=== DATASET EXTRACT ===
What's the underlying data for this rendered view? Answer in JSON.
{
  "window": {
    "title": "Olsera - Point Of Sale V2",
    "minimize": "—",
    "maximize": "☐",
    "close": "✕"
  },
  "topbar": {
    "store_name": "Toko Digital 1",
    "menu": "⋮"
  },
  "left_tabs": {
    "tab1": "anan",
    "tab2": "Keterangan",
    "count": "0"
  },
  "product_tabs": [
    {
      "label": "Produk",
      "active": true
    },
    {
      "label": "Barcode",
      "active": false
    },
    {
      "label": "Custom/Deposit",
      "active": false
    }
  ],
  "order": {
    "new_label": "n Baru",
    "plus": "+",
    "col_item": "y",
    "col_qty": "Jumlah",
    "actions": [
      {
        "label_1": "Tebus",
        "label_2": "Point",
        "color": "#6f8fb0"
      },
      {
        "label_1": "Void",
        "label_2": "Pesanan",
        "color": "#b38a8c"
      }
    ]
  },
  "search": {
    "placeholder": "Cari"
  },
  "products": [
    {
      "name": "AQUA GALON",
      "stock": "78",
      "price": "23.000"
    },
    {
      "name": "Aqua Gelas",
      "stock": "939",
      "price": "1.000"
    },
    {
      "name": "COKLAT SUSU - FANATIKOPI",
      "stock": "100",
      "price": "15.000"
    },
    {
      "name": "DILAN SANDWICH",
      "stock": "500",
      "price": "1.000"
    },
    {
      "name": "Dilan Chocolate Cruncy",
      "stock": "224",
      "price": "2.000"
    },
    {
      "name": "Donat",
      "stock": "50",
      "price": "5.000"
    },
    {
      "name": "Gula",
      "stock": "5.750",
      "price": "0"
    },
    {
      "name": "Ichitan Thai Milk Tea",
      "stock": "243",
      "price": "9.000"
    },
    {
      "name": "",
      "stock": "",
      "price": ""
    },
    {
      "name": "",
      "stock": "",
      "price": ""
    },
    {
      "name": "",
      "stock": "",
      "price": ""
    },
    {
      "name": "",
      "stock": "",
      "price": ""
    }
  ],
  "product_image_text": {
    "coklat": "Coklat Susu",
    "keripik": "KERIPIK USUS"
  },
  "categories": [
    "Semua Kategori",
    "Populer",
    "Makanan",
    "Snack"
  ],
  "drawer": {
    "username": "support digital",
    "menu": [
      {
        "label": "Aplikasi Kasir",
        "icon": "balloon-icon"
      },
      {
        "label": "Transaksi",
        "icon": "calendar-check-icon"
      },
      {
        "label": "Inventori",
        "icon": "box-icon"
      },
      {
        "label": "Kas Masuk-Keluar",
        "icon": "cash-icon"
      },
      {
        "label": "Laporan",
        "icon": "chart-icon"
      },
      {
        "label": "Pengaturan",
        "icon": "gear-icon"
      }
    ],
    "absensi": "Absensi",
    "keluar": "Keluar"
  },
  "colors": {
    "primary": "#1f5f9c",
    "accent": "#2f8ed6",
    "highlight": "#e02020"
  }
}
===
Nothing but a number is needed here: how many lines hold the string "icon"?

SOLUTION FOR THIS TASK: 6